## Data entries
start
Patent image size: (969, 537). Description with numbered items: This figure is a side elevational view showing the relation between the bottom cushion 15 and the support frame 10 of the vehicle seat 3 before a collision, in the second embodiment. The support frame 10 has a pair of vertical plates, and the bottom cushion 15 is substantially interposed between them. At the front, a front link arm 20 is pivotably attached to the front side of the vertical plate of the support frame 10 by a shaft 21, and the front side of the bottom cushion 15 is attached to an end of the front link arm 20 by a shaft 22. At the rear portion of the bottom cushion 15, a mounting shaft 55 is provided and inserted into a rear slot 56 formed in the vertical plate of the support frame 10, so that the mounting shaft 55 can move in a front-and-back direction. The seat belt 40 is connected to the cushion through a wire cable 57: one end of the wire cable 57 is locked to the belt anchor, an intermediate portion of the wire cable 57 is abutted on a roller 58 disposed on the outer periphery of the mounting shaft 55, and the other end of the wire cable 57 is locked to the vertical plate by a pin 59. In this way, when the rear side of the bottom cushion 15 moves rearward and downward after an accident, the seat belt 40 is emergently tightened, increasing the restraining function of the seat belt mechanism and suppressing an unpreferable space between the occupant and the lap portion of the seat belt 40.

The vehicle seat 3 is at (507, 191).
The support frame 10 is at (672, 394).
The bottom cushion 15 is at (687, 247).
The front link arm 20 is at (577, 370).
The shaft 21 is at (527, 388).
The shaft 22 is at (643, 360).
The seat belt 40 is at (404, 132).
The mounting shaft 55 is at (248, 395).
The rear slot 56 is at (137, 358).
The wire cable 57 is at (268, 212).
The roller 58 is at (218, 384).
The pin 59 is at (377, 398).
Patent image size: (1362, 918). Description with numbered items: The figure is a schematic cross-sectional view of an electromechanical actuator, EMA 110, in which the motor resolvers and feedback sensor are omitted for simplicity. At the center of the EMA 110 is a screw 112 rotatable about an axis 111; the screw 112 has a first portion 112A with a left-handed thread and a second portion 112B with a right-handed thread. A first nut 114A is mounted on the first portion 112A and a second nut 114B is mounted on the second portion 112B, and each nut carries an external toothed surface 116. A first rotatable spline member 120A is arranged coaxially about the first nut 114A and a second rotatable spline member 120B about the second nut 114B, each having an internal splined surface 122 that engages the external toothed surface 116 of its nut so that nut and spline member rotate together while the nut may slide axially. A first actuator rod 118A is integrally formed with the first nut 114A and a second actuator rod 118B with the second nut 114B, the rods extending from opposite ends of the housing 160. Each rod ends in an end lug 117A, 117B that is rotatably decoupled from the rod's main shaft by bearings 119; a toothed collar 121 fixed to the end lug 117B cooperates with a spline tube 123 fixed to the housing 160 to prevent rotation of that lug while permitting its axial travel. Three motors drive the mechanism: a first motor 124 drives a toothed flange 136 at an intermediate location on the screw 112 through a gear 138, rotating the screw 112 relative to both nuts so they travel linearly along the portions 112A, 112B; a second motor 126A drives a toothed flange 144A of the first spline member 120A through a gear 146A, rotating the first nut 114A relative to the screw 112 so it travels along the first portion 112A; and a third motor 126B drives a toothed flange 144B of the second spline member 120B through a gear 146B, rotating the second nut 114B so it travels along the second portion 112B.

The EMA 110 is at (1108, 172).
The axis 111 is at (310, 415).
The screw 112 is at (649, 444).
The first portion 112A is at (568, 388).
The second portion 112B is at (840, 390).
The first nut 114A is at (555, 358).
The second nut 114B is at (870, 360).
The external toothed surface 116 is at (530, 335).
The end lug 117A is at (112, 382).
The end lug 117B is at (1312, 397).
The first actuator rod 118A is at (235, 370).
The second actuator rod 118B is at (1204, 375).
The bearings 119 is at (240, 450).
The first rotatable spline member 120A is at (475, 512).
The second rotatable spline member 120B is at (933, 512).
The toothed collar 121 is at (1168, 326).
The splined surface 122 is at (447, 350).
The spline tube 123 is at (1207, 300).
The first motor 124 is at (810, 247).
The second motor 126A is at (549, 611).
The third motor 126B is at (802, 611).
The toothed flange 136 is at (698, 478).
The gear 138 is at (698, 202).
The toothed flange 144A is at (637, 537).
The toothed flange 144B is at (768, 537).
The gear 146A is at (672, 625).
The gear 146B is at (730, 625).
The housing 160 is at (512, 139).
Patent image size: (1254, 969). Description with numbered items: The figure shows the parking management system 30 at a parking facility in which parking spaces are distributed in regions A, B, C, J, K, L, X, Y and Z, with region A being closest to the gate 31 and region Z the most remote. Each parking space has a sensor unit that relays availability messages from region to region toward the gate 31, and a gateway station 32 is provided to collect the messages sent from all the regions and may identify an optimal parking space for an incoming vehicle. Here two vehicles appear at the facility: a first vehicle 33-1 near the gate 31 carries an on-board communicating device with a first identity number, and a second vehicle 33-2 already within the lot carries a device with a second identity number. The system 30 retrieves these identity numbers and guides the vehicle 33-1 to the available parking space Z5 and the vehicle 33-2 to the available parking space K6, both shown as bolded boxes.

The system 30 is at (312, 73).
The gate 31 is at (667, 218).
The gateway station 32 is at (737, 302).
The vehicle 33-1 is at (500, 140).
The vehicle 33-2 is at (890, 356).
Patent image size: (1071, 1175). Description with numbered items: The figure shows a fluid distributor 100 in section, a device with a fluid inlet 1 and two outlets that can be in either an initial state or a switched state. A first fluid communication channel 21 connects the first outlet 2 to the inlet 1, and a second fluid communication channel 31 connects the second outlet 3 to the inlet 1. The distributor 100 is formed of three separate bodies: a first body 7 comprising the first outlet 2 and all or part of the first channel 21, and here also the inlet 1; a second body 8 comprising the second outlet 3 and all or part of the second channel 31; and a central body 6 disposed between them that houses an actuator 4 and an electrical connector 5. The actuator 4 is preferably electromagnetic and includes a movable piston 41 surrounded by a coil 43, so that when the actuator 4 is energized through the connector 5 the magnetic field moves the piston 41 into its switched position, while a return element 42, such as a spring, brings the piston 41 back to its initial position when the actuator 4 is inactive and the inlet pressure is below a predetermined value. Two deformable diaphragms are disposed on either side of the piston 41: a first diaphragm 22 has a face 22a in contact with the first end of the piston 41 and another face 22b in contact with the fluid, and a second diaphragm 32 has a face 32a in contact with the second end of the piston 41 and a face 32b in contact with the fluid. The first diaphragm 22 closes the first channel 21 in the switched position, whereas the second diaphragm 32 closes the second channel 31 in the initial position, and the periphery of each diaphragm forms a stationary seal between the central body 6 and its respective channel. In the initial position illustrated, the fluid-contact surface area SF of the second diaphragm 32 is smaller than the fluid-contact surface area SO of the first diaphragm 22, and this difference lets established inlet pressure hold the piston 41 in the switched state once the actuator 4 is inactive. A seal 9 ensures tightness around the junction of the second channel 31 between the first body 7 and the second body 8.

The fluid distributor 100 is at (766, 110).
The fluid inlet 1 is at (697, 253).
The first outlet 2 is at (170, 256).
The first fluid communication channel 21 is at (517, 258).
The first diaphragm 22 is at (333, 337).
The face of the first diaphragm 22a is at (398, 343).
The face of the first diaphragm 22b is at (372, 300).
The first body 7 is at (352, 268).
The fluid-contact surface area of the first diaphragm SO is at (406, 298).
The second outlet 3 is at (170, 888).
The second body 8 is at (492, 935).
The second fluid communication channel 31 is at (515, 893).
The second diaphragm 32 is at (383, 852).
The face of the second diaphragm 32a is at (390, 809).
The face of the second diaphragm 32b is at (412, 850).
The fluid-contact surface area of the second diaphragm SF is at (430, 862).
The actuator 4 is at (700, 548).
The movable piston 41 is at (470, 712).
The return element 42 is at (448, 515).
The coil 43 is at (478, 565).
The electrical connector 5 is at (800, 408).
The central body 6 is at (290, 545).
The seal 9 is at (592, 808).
end
## AIM
In the records above, recast the stretch from the line containing "Patent image size: (1254, 969)." through the line containing "The system 30 is at (312, 73)." as a JSON list of strings, one string per line, with blank lines omitted.

## EXPECTED ANSWER
[
  "Patent image size: (1254, 969). Description with numbered items: The figure shows the parking management system 30 at a parking facility in which parking spaces are distributed in regions A, B, C, J, K, L, X, Y and Z, with region A being closest to the gate 31 and region Z the most remote. Each parking space has a sensor unit that relays availability messages from region to region toward the gate 31, and a gateway station 32 is provided to collect the messages sent from all the regions and may identify an optimal parking space for an incoming vehicle. Here two vehicles appear at the facility: a first vehicle 33-1 near the gate 31 carries an on-board communicating device with a first identity number, and a second vehicle 33-2 already within the lot carries a device with a second identity number. The system 30 retrieves these identity numbers and guides the vehicle 33-1 to the available parking space Z5 and the vehicle 33-2 to the available parking space K6, both shown as bolded boxes.",
  "The system 30 is at (312, 73)."
]